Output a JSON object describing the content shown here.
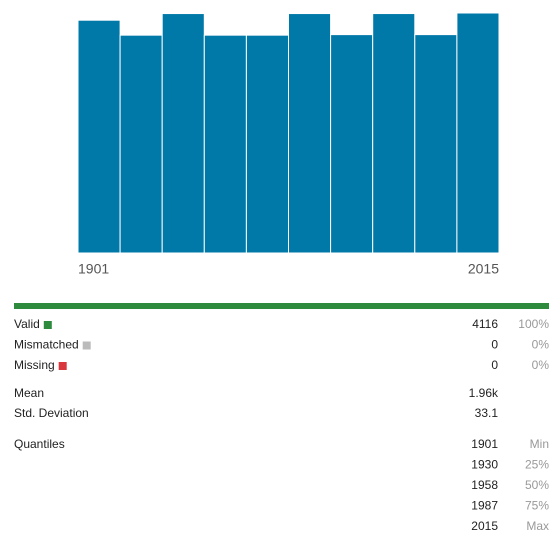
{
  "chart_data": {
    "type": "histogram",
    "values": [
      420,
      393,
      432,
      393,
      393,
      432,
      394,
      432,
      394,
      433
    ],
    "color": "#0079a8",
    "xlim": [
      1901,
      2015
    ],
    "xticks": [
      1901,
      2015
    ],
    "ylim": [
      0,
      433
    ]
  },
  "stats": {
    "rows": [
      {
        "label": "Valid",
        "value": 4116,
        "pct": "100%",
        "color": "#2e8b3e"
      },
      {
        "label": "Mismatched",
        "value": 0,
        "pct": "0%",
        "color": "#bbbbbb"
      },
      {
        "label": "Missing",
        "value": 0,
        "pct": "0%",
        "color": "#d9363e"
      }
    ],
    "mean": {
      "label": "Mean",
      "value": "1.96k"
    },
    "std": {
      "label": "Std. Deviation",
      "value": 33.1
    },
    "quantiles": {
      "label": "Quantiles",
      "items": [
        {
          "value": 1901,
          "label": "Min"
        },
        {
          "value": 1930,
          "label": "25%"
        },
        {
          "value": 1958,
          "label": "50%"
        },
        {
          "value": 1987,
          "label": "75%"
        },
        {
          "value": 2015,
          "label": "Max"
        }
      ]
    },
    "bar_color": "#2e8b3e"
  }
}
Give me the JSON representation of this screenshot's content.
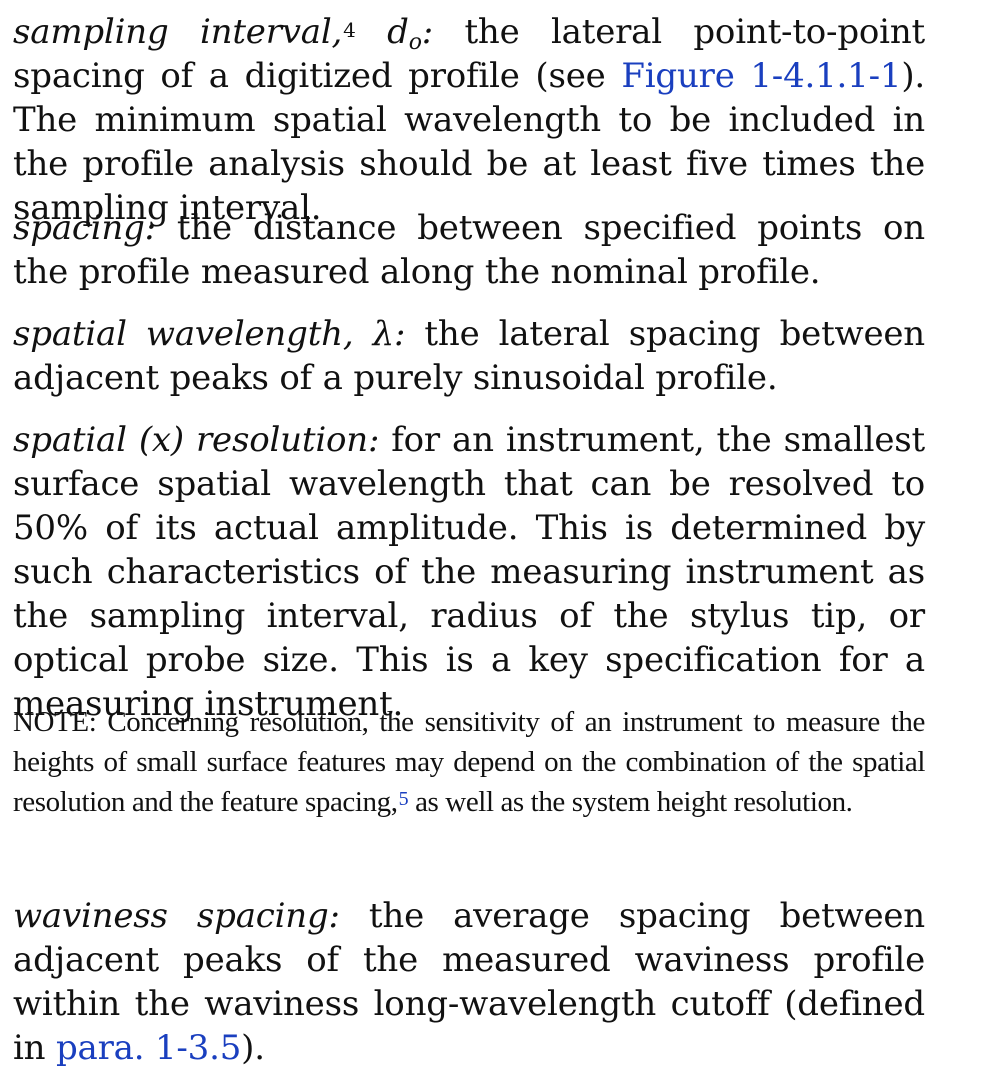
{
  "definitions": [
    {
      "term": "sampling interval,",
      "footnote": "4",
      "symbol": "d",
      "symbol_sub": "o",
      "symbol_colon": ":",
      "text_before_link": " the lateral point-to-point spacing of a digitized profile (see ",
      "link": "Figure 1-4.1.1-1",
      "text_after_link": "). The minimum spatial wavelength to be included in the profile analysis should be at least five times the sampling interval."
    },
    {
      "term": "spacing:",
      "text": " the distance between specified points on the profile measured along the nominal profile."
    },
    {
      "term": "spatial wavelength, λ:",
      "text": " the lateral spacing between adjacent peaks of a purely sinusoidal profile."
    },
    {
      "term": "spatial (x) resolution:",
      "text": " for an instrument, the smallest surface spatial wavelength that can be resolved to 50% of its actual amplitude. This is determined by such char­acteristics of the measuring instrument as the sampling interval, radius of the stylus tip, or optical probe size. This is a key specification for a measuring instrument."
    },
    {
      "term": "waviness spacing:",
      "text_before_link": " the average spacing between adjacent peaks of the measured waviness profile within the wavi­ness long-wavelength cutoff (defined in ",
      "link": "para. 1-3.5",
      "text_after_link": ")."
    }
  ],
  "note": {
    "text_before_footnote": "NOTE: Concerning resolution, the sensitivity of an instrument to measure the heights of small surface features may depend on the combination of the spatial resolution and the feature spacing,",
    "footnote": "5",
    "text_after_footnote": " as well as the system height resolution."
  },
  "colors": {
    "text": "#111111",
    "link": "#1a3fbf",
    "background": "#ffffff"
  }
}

* * *

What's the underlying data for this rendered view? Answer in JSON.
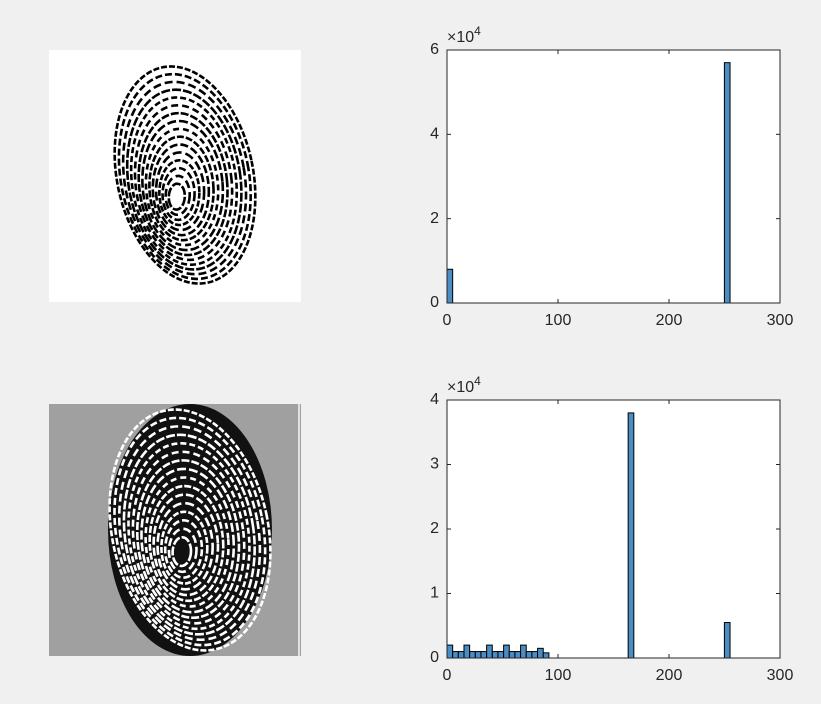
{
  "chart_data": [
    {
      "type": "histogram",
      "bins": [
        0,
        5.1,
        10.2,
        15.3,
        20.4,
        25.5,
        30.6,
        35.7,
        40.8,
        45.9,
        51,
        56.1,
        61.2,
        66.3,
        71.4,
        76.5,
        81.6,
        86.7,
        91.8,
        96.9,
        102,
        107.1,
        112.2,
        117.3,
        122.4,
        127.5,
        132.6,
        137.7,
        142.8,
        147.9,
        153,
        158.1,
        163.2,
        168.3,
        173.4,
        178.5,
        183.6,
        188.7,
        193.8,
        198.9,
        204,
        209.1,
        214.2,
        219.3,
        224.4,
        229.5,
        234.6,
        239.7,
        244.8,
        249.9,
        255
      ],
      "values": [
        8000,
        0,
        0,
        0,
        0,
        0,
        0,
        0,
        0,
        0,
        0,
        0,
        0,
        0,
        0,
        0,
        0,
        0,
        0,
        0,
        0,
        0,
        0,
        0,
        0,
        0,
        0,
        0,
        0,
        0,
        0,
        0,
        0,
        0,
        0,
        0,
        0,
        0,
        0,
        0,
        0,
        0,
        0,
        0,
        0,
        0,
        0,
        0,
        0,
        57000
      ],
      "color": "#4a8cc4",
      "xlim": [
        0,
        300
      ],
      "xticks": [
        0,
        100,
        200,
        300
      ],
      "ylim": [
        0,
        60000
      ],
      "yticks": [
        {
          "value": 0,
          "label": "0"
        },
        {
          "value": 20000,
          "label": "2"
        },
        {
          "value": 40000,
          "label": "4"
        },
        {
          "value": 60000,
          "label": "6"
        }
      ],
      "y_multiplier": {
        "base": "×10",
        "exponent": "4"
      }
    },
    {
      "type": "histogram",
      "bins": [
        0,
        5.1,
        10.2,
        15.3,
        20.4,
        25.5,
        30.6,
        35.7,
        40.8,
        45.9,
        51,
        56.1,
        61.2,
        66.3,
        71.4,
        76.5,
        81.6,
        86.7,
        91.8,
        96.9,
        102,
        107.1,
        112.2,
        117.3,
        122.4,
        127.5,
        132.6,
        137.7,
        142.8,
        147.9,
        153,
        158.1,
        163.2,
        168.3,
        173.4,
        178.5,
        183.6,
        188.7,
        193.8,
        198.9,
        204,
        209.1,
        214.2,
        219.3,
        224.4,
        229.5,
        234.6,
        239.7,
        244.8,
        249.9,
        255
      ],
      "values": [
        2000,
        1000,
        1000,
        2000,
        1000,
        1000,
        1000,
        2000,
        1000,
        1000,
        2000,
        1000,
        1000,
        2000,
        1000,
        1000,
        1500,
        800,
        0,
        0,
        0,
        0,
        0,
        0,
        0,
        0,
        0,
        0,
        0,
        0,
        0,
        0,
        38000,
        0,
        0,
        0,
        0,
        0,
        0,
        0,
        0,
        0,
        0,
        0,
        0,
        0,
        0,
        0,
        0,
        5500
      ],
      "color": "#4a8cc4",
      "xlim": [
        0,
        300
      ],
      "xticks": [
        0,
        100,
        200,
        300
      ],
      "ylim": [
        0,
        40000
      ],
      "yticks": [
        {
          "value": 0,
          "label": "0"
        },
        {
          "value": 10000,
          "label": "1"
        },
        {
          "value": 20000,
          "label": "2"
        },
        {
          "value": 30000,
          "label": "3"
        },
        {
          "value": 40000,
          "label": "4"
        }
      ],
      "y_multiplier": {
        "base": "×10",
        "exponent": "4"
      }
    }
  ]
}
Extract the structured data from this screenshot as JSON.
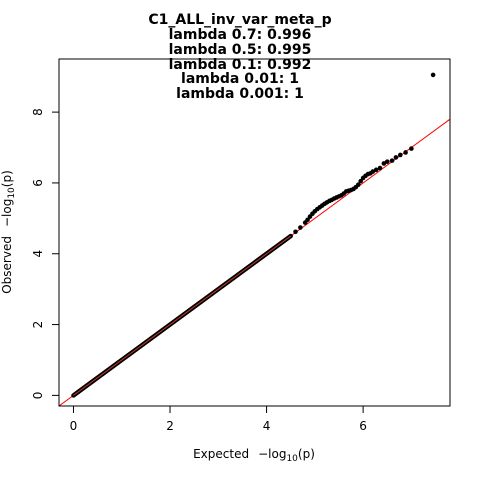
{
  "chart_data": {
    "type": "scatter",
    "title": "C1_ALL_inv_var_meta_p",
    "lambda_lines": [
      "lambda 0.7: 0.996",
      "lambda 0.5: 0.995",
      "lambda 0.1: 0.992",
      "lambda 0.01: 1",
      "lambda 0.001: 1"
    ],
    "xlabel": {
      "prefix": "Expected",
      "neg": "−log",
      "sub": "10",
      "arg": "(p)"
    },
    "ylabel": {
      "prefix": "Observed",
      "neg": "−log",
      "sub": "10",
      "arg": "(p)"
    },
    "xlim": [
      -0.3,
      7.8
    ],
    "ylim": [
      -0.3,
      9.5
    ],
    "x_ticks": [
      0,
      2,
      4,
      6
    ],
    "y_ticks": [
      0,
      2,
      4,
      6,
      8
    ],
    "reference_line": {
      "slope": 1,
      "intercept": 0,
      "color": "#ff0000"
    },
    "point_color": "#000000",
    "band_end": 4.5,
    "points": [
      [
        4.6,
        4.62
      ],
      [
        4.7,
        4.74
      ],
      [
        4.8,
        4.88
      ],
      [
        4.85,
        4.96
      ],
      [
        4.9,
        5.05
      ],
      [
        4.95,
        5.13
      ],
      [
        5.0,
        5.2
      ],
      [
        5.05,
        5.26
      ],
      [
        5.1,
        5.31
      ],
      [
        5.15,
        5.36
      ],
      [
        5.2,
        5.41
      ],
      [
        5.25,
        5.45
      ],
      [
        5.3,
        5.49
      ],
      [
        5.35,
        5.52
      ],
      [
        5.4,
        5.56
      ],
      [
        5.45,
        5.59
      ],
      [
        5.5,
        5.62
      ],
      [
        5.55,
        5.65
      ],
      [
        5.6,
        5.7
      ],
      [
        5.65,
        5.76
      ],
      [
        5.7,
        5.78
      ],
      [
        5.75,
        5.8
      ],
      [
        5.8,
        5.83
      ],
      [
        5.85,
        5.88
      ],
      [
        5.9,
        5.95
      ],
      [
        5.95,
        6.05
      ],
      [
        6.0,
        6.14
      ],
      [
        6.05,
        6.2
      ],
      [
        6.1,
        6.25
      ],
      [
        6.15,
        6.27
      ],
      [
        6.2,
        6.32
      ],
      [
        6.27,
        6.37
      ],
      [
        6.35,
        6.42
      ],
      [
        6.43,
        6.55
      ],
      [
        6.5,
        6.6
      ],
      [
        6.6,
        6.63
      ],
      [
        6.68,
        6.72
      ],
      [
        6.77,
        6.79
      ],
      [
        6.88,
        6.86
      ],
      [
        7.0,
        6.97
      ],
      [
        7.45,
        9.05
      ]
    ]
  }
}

==

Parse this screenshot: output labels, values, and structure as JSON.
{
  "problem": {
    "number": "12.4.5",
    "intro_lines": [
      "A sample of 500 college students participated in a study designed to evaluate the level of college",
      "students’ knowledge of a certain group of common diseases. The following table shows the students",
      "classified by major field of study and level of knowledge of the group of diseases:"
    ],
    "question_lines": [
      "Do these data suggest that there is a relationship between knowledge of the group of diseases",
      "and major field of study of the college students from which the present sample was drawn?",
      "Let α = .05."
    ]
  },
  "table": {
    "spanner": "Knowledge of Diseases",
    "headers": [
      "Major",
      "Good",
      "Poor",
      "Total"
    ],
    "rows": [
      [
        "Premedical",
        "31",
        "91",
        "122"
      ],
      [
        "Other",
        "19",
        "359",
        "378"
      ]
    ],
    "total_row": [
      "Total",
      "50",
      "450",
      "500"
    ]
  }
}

▸ **TASK DIRECTIONS**
From the data above, show each line that contains "adjacent".

▸ **RESPONSE TO THIS EXERCISE**
      "text": " the lateral spacing between adjacent peaks of a purely sinusoidal profile."
      "text_before_link": " the average spacing between adjacent peaks of the measured waviness profile within the wavi­ness long-wavelength cutoff (defined in ",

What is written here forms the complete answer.